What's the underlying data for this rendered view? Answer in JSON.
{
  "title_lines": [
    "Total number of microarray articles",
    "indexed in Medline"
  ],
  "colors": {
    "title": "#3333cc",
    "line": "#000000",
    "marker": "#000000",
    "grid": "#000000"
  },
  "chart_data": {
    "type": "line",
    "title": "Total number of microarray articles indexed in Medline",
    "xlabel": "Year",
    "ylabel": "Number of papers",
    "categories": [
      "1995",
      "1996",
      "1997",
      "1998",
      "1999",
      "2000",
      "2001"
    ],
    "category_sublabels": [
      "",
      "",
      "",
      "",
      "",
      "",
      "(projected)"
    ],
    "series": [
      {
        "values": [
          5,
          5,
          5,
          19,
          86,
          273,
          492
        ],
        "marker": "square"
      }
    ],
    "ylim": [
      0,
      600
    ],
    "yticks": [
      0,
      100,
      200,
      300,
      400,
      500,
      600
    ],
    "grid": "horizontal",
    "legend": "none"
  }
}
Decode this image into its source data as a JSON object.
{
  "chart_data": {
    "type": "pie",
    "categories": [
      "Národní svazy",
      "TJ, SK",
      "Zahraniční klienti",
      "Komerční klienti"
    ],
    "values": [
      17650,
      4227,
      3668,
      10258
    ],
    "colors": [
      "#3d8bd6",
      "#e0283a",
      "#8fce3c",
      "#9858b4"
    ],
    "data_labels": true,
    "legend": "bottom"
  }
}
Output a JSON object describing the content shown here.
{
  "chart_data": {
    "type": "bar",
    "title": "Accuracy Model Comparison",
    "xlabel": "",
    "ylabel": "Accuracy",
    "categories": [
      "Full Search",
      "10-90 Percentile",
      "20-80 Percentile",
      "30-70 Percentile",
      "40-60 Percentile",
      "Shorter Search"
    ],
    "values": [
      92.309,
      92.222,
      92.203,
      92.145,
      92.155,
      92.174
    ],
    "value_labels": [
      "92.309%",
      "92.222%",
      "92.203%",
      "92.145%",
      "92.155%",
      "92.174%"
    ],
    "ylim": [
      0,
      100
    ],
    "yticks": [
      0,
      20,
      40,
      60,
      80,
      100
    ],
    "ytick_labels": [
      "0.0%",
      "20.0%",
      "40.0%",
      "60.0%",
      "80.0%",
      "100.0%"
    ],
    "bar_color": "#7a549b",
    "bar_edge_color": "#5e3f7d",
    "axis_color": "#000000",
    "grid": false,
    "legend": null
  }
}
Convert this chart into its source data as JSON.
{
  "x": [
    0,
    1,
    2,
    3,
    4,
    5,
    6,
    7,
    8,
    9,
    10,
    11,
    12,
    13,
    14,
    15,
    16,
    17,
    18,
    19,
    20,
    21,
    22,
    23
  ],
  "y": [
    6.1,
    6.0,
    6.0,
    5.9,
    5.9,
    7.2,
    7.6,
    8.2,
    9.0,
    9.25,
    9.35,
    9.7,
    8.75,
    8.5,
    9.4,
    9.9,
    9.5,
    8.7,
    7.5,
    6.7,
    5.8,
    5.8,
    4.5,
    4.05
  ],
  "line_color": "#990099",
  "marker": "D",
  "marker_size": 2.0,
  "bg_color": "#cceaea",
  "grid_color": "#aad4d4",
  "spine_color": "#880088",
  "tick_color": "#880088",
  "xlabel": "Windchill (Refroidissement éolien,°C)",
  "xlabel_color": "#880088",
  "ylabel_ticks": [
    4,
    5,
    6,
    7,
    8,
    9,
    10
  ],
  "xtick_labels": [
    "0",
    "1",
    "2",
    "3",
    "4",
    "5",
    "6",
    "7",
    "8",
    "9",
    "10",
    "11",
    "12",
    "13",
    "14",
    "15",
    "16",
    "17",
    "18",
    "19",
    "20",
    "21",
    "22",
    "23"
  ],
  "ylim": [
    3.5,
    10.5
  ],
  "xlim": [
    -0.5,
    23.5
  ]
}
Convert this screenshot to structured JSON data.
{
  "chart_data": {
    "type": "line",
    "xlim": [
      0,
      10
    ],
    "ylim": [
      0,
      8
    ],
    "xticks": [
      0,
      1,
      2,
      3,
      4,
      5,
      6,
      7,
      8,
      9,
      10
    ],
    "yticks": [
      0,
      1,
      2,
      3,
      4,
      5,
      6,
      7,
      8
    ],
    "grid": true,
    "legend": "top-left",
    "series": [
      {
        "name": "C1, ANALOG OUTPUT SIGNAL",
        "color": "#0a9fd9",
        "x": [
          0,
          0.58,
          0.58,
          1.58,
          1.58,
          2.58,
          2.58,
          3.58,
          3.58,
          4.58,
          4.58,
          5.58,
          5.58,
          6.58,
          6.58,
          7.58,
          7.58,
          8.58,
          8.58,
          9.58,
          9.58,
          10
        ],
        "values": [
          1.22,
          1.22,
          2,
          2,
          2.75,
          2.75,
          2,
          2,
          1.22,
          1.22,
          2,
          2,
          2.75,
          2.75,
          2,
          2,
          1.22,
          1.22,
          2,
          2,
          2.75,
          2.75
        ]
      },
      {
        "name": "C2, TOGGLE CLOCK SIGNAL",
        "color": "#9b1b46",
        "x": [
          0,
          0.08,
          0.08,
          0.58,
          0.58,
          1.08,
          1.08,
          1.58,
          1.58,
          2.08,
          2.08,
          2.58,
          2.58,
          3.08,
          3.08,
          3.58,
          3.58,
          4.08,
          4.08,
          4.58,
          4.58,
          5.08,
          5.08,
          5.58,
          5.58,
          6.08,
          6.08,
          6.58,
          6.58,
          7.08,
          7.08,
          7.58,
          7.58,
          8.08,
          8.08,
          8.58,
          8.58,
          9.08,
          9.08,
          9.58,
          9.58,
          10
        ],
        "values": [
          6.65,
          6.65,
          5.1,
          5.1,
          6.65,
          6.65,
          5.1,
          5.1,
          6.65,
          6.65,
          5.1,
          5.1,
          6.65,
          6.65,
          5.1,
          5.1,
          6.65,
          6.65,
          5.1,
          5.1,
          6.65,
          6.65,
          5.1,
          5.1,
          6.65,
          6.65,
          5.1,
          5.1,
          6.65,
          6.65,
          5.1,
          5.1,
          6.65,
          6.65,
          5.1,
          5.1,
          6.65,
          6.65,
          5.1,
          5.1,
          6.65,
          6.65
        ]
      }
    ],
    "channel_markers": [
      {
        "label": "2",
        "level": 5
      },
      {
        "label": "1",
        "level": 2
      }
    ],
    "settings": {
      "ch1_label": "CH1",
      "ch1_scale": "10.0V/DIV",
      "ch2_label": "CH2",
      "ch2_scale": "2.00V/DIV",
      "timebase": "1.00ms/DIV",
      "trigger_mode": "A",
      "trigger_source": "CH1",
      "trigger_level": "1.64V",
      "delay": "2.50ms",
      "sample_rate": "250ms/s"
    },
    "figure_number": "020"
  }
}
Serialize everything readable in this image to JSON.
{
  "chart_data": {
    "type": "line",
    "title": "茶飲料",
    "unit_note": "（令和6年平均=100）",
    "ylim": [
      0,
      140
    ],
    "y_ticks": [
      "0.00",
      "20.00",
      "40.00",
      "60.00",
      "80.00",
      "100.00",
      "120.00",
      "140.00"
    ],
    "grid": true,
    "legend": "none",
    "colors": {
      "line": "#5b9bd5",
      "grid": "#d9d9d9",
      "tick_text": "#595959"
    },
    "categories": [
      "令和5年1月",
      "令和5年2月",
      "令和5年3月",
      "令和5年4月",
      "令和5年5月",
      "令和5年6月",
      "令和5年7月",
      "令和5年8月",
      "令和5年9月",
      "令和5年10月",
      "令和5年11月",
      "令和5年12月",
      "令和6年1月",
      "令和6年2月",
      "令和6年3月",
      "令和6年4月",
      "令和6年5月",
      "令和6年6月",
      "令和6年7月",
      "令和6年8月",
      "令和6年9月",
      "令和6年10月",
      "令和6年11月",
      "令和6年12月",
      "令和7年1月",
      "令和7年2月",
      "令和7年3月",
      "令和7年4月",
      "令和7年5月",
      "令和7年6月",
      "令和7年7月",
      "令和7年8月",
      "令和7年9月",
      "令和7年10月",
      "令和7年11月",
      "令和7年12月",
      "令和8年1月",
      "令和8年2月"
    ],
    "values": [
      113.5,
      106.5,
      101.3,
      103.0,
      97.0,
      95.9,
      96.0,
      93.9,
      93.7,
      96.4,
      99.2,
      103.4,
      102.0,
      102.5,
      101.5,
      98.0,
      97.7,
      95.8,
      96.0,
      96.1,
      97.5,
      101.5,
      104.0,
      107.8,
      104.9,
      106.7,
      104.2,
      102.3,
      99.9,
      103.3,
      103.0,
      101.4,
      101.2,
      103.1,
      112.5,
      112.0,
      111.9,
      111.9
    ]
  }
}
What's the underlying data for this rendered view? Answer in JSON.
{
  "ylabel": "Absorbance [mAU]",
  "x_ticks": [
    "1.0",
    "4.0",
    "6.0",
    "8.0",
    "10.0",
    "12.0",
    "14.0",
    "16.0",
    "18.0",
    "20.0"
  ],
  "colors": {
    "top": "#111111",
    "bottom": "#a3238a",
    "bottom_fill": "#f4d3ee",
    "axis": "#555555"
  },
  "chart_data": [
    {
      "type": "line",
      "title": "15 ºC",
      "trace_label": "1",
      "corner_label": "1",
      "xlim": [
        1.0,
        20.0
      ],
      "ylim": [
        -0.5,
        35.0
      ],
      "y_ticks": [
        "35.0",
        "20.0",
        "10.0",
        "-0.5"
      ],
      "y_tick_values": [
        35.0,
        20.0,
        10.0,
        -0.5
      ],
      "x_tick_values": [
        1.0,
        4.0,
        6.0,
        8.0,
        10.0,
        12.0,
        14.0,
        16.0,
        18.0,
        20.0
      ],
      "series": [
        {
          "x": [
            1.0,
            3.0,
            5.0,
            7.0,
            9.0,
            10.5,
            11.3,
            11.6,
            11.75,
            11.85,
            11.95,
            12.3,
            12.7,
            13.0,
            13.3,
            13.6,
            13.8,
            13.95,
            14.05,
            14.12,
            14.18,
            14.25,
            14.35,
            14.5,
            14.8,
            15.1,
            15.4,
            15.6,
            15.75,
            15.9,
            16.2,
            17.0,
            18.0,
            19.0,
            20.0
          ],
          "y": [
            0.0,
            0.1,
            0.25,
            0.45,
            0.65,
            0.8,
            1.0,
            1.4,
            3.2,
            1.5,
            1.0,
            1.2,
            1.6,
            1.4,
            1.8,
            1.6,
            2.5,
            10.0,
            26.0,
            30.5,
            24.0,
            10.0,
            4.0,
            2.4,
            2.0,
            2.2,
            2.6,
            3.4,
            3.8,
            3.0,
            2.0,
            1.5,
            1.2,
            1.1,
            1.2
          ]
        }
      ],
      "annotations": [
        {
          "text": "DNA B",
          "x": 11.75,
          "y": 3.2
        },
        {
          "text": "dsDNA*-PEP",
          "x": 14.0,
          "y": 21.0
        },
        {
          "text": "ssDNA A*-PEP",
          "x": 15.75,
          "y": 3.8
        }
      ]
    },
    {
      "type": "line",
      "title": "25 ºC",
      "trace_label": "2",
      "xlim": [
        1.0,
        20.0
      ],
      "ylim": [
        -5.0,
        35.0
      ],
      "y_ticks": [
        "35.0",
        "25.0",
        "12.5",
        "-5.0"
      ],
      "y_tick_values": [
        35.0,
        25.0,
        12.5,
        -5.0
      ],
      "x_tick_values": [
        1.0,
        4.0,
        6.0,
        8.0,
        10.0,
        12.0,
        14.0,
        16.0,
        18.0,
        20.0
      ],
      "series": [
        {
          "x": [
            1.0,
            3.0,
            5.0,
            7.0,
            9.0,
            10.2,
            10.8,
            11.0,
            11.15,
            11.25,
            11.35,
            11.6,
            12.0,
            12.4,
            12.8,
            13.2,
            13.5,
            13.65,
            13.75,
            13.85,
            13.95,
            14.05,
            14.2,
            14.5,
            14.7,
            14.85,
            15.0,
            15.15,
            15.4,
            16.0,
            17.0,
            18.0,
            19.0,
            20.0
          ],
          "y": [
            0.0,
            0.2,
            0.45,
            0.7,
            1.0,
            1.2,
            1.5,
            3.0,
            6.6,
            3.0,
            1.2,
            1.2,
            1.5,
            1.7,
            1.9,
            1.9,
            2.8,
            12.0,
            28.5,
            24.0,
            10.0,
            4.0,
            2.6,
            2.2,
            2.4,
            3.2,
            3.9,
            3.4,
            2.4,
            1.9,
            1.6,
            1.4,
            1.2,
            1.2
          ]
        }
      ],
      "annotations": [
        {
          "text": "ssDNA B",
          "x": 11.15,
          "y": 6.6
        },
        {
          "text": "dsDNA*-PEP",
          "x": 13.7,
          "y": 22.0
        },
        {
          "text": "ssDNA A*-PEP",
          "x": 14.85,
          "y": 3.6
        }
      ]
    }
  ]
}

|---|

Work to be completed:
Copy out all lines from the material above that contain the string "Medline".

Exercise output:
    "indexed in Medline"
    "title": "Total number of microarray articles indexed in Medline",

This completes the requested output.